> [Short problem A] Retype the passage from the court opinion on child custody, starting at "Supreme Court: Holding" and ending at "of those issues.".

Opinion
No. 45517.
May 10, 1979.
[1] Parent and Child — Custody — Jurisdiction — Jurisdiction Over Parents. The courts of this state may determine matters relating to the custody of children when both parents are personally subject to the jurisdiction of such courts. The availability of jurisdiction over a parent by means of the long-arm statute is sufficient.
Nature of Action: In a dissolution action, one parent sought custody of children who had been removed by the other parent to another jurisdiction.
Superior Court: The Superior Court for Spokane County, No. 239989, George T. Shields, J., granted a dissolution of the marriage on October 21, 1977, but dismissed the custody and support request for lack of jurisdiction.
Supreme Court: Holding that the domicile rule previously adhered to by this state is too harsh and that it is ineffective to solve interstate custody disputes, the court holds that the trial court may determine custody matters on the basis of jurisdiction over the parents, and reverses the dismissal of the custody and support issues and remands for determination of those issues.
Robert P. Stephens, Norman R. McNulty, Jr., and Dan Stormer of Spokane Legal Services Center, for appellant.
Thomas E. Cooney, Jr., for respondent.

> [Short problem B] Rewrite the records, starting at their first line and ending at the line containing "Text: Jul. 5, 2012", with "visible components" changed to "on-screen components" and all else unchanged.

> [Input material]
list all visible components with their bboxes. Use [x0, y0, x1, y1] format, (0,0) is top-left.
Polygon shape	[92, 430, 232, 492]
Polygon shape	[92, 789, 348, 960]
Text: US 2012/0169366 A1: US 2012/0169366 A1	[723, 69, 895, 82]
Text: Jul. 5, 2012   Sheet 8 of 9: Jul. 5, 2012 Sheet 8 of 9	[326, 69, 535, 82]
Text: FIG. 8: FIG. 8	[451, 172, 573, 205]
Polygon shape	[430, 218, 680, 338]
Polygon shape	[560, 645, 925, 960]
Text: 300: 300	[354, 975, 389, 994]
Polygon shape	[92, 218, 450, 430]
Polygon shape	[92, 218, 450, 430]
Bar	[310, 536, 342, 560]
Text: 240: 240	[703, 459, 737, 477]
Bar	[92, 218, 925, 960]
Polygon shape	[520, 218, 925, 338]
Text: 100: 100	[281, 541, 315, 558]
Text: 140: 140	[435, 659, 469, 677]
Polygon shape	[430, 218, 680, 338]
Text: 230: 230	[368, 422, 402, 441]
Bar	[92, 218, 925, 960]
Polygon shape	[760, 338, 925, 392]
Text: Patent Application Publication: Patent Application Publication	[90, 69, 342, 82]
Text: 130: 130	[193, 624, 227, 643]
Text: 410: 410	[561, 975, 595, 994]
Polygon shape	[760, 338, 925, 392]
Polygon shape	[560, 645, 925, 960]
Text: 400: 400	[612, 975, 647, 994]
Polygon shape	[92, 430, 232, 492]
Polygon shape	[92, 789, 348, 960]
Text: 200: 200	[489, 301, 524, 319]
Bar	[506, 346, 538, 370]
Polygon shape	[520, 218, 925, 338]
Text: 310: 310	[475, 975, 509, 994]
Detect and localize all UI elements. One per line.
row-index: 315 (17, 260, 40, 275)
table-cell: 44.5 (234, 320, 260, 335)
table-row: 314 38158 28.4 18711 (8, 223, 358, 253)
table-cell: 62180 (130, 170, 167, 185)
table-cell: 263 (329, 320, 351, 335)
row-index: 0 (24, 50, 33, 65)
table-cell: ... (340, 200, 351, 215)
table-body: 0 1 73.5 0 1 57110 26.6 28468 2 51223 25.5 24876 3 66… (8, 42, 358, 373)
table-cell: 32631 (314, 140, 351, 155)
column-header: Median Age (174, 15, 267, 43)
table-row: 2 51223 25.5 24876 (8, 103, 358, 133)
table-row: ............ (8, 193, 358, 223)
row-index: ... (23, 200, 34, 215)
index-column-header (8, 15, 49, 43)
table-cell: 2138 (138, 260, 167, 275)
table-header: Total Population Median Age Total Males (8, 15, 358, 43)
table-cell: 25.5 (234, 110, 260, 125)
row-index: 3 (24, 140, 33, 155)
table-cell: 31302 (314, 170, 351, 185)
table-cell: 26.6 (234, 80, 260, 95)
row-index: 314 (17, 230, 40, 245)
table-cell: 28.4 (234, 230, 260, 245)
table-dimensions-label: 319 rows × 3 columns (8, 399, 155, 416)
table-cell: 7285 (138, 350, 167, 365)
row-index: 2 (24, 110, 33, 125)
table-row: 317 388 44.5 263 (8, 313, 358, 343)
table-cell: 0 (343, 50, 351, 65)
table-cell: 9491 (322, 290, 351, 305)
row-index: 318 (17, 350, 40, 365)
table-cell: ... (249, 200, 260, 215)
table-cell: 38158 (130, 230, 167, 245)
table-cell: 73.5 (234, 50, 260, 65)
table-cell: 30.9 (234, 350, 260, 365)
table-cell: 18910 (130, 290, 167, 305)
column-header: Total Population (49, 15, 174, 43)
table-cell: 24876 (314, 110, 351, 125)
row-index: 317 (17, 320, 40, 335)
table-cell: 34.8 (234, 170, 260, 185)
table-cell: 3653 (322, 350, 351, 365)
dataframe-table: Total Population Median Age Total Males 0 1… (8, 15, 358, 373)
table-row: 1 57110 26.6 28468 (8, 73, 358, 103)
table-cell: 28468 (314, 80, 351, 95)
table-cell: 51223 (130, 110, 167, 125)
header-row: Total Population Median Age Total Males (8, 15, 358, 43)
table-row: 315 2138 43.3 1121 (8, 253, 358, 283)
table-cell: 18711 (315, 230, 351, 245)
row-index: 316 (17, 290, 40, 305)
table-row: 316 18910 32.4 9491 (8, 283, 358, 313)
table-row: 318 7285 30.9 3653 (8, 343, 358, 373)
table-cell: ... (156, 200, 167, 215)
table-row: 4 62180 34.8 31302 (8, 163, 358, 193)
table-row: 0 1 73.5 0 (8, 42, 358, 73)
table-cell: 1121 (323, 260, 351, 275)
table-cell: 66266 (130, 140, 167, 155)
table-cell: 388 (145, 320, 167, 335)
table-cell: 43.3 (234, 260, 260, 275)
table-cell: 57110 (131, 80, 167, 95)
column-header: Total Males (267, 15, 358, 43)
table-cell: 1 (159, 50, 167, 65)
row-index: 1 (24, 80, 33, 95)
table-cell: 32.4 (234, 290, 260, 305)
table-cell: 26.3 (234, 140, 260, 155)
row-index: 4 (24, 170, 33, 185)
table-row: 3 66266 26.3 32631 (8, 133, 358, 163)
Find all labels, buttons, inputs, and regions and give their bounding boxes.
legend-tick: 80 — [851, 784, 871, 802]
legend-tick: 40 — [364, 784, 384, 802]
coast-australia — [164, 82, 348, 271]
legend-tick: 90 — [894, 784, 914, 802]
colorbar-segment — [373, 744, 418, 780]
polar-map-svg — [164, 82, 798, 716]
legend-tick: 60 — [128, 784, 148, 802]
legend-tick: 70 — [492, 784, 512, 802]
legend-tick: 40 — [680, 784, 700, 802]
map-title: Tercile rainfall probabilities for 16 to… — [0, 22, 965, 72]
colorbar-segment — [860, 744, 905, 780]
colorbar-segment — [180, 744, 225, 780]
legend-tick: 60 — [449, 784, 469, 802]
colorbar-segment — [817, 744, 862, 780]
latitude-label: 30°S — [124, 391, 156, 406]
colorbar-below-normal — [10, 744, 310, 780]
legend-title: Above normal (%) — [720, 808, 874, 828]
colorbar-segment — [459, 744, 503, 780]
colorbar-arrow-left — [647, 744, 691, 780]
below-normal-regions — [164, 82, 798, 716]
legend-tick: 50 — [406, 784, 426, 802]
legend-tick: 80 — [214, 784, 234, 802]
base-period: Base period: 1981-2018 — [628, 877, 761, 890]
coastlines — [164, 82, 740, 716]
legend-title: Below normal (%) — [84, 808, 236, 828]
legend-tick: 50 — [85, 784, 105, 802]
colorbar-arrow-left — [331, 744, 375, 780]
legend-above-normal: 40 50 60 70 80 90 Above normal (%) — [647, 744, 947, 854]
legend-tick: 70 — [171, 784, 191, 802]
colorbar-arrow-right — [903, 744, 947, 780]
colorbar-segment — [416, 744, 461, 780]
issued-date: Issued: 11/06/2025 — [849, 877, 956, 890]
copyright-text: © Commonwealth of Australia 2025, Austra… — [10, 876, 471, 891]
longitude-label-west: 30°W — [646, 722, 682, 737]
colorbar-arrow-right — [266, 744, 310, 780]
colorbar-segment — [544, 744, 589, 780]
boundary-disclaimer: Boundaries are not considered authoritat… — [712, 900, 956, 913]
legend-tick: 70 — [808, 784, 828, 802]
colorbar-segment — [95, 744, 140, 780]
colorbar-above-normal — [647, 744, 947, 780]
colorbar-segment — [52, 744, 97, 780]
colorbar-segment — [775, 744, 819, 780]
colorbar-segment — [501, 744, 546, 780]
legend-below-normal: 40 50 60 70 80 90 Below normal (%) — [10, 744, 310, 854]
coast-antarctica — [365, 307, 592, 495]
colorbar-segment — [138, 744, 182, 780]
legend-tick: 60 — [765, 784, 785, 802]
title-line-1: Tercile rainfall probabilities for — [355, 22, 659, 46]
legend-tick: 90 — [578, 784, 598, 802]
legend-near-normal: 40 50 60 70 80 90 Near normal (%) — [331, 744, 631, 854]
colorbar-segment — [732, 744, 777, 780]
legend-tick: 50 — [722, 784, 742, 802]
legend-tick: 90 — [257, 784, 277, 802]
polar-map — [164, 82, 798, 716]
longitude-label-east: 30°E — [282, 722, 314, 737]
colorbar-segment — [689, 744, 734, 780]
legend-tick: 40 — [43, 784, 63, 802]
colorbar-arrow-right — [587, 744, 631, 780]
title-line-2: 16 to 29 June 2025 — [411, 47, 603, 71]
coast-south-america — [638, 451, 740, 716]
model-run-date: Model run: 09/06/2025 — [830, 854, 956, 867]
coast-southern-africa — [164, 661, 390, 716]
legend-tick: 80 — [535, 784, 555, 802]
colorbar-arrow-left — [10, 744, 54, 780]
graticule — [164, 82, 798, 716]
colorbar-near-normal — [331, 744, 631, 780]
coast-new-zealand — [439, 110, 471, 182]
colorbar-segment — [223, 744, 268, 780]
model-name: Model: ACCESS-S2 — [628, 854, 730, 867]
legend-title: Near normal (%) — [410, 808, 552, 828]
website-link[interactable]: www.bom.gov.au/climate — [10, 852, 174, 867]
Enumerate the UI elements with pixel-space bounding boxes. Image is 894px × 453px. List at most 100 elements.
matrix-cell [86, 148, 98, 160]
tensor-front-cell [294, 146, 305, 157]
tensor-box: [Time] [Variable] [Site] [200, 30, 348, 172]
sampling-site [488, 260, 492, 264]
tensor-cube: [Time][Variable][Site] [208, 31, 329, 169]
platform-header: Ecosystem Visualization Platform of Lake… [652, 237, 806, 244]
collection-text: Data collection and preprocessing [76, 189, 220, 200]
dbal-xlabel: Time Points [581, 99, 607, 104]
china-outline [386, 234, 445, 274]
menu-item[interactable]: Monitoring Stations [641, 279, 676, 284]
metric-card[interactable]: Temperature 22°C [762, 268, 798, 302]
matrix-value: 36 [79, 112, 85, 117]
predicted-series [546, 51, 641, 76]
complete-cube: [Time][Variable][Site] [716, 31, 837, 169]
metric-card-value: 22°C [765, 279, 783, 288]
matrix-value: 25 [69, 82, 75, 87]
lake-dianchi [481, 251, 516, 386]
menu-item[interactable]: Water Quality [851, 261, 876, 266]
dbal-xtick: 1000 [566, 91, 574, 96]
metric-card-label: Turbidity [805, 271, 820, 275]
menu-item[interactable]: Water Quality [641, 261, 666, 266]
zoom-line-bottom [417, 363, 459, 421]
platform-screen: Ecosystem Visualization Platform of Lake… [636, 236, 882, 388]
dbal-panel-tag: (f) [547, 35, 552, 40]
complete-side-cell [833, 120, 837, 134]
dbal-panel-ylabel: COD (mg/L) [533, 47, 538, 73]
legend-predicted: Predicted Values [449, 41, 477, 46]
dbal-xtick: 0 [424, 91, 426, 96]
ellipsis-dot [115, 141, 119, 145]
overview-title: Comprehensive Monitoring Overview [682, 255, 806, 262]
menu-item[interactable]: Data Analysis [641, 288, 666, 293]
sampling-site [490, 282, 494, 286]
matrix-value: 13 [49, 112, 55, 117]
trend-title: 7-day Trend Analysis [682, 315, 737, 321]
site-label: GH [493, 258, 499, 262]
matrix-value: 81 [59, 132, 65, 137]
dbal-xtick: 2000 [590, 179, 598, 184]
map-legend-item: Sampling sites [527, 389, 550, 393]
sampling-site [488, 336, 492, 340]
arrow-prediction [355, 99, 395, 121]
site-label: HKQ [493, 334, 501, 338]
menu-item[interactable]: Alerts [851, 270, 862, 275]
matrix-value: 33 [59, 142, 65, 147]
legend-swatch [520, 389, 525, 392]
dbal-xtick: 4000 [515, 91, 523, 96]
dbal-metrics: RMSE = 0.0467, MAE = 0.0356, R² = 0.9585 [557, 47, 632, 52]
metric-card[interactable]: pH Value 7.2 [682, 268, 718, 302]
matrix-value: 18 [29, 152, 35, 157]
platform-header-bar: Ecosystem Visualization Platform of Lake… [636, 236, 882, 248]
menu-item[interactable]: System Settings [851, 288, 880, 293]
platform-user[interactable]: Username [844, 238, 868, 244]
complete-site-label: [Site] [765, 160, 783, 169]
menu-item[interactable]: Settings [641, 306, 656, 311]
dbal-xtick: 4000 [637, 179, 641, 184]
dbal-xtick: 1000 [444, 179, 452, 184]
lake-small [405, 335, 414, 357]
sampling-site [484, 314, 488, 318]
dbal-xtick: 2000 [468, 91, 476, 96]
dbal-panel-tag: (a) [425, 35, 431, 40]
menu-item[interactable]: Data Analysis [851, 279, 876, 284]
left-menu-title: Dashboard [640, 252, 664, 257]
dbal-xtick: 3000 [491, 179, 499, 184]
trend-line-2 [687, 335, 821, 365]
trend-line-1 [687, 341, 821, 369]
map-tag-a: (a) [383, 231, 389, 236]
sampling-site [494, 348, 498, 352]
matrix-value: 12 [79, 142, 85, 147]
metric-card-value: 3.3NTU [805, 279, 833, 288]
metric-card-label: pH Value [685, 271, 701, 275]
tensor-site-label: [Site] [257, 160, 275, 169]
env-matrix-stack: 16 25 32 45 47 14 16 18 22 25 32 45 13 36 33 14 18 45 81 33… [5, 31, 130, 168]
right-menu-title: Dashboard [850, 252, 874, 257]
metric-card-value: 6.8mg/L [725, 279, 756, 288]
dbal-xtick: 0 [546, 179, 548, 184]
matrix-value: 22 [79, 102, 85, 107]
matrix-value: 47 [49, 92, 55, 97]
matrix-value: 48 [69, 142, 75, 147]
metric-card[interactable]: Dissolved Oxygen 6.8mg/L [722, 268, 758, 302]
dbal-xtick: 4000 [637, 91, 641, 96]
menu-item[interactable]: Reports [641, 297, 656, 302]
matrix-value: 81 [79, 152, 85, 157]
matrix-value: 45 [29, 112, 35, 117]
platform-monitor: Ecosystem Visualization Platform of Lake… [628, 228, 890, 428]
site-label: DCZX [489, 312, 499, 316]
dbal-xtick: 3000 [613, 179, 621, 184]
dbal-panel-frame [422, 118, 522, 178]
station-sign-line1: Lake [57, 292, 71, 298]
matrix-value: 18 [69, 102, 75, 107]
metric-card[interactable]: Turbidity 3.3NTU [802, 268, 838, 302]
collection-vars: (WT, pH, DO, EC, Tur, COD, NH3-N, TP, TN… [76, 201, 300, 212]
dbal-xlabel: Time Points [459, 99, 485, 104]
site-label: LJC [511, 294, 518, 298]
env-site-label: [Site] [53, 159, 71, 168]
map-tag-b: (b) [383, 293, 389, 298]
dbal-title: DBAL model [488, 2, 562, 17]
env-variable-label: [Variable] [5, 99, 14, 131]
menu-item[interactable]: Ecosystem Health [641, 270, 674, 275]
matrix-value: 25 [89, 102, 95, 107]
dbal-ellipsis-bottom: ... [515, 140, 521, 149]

> [Exercise result A]
Supreme Court: Holding that the domicile rule previously adhered to by this state is too harsh and that it is ineffective to solve interstate custody disputes, the court holds that the trial court may determine custody matters on the basis of jurisdiction over the parents, and reverses the dismissal of the custody and support issues and remands for determination of those issues.

> [Exercise result B]
list all on-screen components with their bboxes. Use [x0, y0, x1, y1] format, (0,0) is top-left.
Polygon shape	[92, 430, 232, 492]
Polygon shape	[92, 789, 348, 960]
Text: US 2012/0169366 A1: US 2012/0169366 A1	[723, 69, 895, 82]
Text: Jul. 5, 2012   Sheet 8 of 9: Jul. 5, 2012 Sheet 8 of 9	[326, 69, 535, 82]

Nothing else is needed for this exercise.